_Exercise description_: From the entries below, copy every line that holds the word "chevron".

[Data extracted from a collection]
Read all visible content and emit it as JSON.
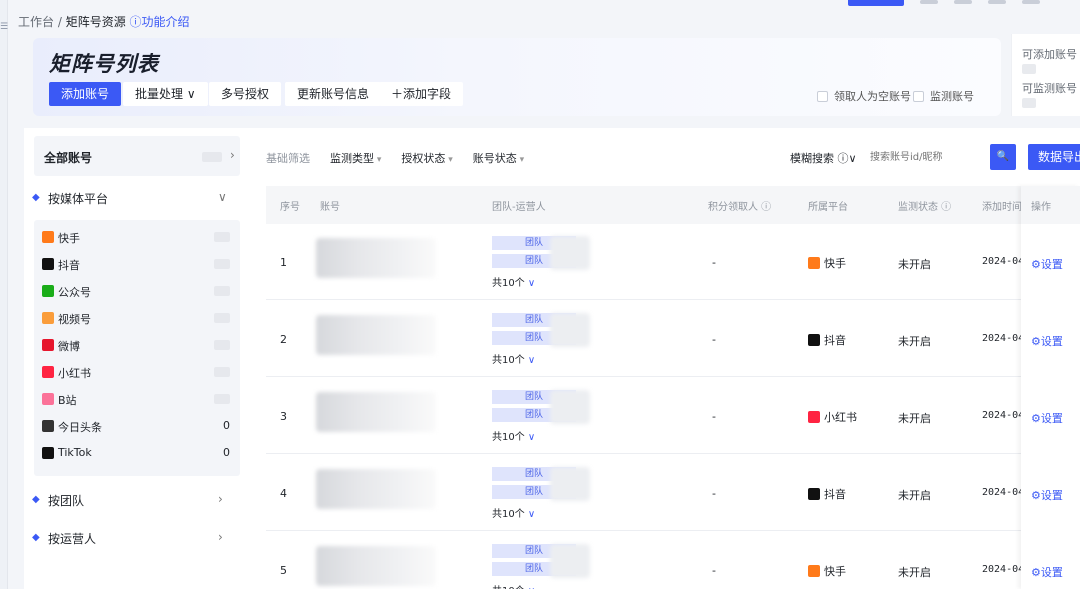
{
  "breadcrumb": {
    "root": "工作台",
    "sep": " / ",
    "current": "矩阵号资源",
    "help": "ⓘ功能介绍"
  },
  "header": {
    "title": "矩阵号列表",
    "buttons": {
      "add": "添加账号",
      "batch": "批量处理 ∨",
      "auth": "多号授权",
      "update": "更新账号信息",
      "add_field": "＋添加字段"
    },
    "checkboxes": {
      "empty_receiver": "领取人为空账号",
      "monitor": "监测账号"
    }
  },
  "quota": {
    "can_add": "可添加账号",
    "can_monitor": "可监测账号"
  },
  "left_panel": {
    "all_accounts": "全部账号",
    "by_platform": "按媒体平台",
    "by_team": "按团队",
    "by_operator": "按运营人",
    "platforms": [
      {
        "label": "快手",
        "count": "",
        "color": "#ff7a1a",
        "icon": "kuaishou-icon"
      },
      {
        "label": "抖音",
        "count": "",
        "color": "#111111",
        "icon": "douyin-icon"
      },
      {
        "label": "公众号",
        "count": "",
        "color": "#1aad19",
        "icon": "wechat-mp-icon"
      },
      {
        "label": "视频号",
        "count": "",
        "color": "#fa9d3b",
        "icon": "channels-icon"
      },
      {
        "label": "微博",
        "count": "",
        "color": "#e6162d",
        "icon": "weibo-icon"
      },
      {
        "label": "小红书",
        "count": "",
        "color": "#ff2442",
        "icon": "xiaohongshu-icon"
      },
      {
        "label": "B站",
        "count": "",
        "color": "#fb7299",
        "icon": "bilibili-icon"
      },
      {
        "label": "今日头条",
        "count": "0",
        "color": "#333333",
        "icon": "toutiao-icon"
      },
      {
        "label": "TikTok",
        "count": "0",
        "color": "#111111",
        "icon": "tiktok-icon"
      }
    ]
  },
  "filters": {
    "base": "基础筛选",
    "monitor_type": "监测类型",
    "auth_status": "授权状态",
    "account_status": "账号状态",
    "fuzzy": "模糊搜索 ⓘ∨",
    "search_placeholder": "搜索账号id/昵称",
    "export": "数据导出"
  },
  "table": {
    "headers": {
      "seq": "序号",
      "account": "账号",
      "team": "团队-运营人",
      "points": "积分领取人 ⓘ",
      "platform": "所属平台",
      "monitor": "监测状态 ⓘ",
      "added": "添加时间",
      "op": "操作"
    },
    "team_tag": "团队",
    "team_total": "共10个",
    "rows": [
      {
        "seq": "1",
        "points": "-",
        "platform": "快手",
        "platform_color": "#ff7a1a",
        "monitor": "未开启",
        "added": "2024-04",
        "op": "⚙设置"
      },
      {
        "seq": "2",
        "points": "-",
        "platform": "抖音",
        "platform_color": "#111111",
        "monitor": "未开启",
        "added": "2024-04",
        "op": "⚙设置"
      },
      {
        "seq": "3",
        "points": "-",
        "platform": "小红书",
        "platform_color": "#ff2442",
        "monitor": "未开启",
        "added": "2024-04",
        "op": "⚙设置"
      },
      {
        "seq": "4",
        "points": "-",
        "platform": "抖音",
        "platform_color": "#111111",
        "monitor": "未开启",
        "added": "2024-04",
        "op": "⚙设置"
      },
      {
        "seq": "5",
        "points": "-",
        "platform": "快手",
        "platform_color": "#ff7a1a",
        "monitor": "未开启",
        "added": "2024-04",
        "op": "⚙设置"
      }
    ]
  }
}
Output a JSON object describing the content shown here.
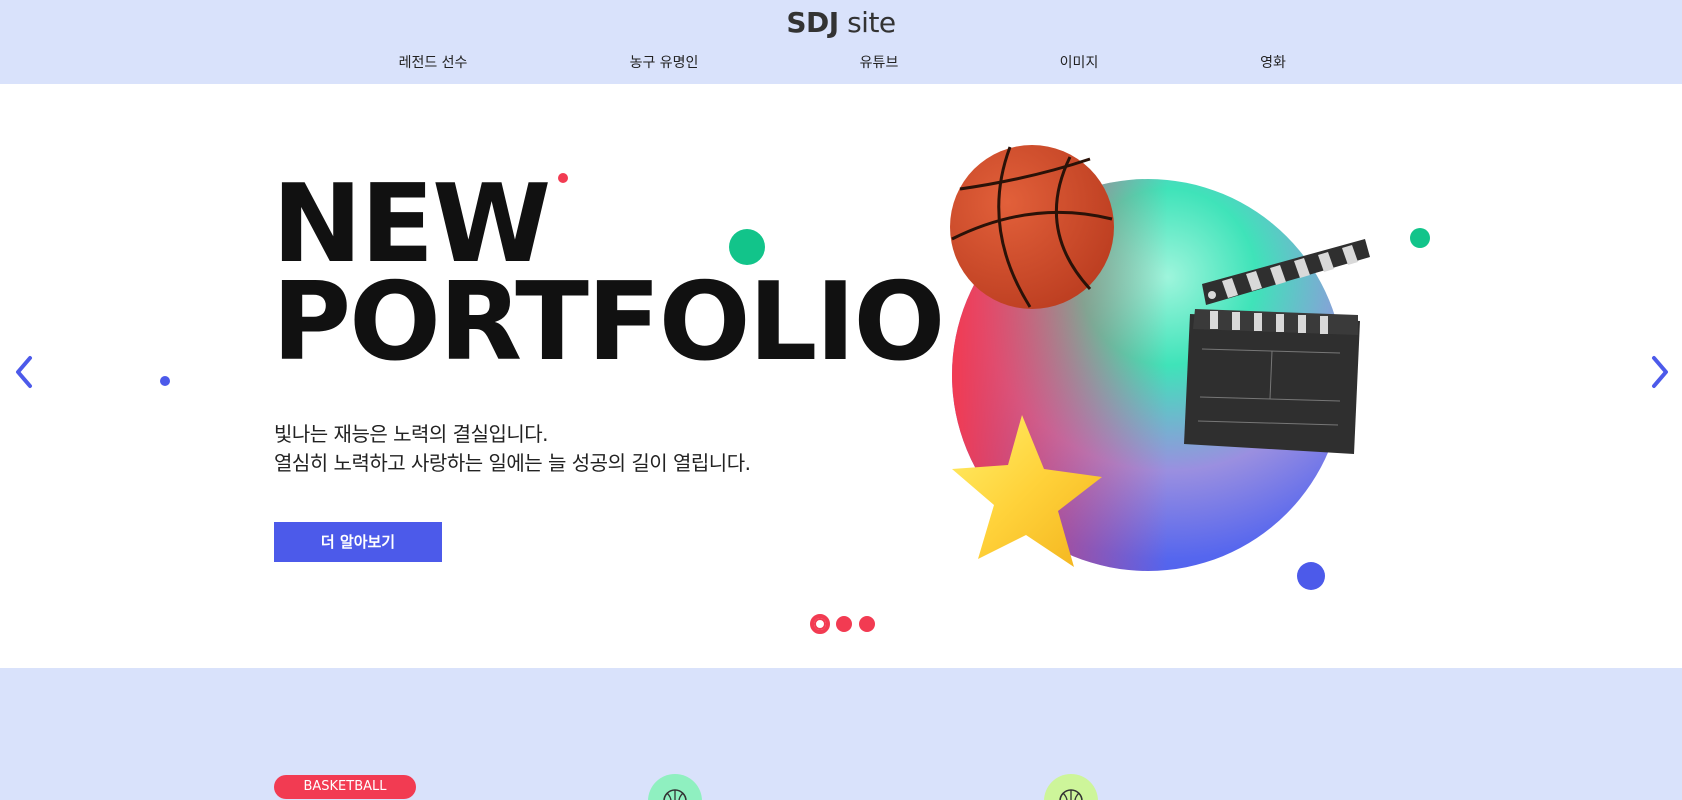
{
  "header": {
    "logo_bold": "SDJ",
    "logo_light": " site",
    "nav": [
      {
        "label": "레전드 선수"
      },
      {
        "label": "농구 유명인"
      },
      {
        "label": "유튜브"
      },
      {
        "label": "이미지"
      },
      {
        "label": "영화"
      }
    ]
  },
  "hero": {
    "headline_line1": "NEW",
    "headline_line2": "PORTFOLIO",
    "desc_line1": "빛나는 재능은 노력의 결실입니다.",
    "desc_line2": "열심히 노력하고 사랑하는 일에는 늘 성공의 길이 열립니다.",
    "cta_label": "더 알아보기",
    "prev_icon": "chevron-left-icon",
    "next_icon": "chevron-right-icon",
    "slide_count": 3,
    "active_slide": 1
  },
  "section2": {
    "badge_label": "BASKETBALL",
    "card_icons": [
      "basketball-icon",
      "basketball-icon"
    ]
  },
  "colors": {
    "accent_blue": "#4c5aea",
    "accent_red": "#f23b52",
    "accent_green": "#12c48a",
    "header_bg": "#d9e2fb"
  }
}
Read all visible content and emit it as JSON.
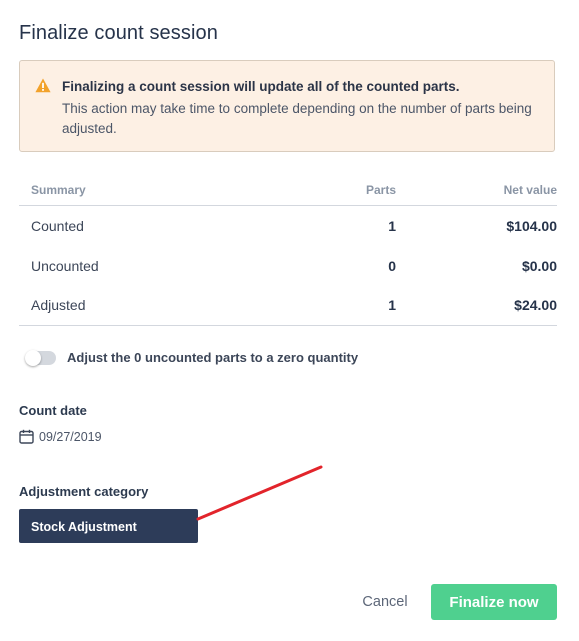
{
  "dialog": {
    "title": "Finalize count session"
  },
  "warning": {
    "icon": "warning-triangle-icon",
    "title": "Finalizing a count session will update all of the counted parts.",
    "body": "This action may take time to complete depending on the number of parts being adjusted."
  },
  "summary": {
    "headers": {
      "name": "Summary",
      "parts": "Parts",
      "value": "Net value"
    },
    "rows": [
      {
        "name": "Counted",
        "parts": "1",
        "value": "$104.00"
      },
      {
        "name": "Uncounted",
        "parts": "0",
        "value": "$0.00"
      },
      {
        "name": "Adjusted",
        "parts": "1",
        "value": "$24.00"
      }
    ]
  },
  "zero_toggle": {
    "label": "Adjust the 0 uncounted parts to a zero quantity",
    "on": false
  },
  "count_date": {
    "label": "Count date",
    "icon": "calendar-icon",
    "value": "09/27/2019"
  },
  "adjustment_category": {
    "label": "Adjustment category",
    "selected": "Stock Adjustment"
  },
  "actions": {
    "cancel": "Cancel",
    "finalize": "Finalize now"
  },
  "colors": {
    "accent": "#4fd08f",
    "select_bg": "#2d3c59",
    "warning_bg": "#fdf0e4",
    "warning_icon": "#f2a22b",
    "annotation": "#e2242b"
  }
}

_Written solution_:
    "prev_icon": "chevron-left-icon",
    "next_icon": "chevron-right-icon",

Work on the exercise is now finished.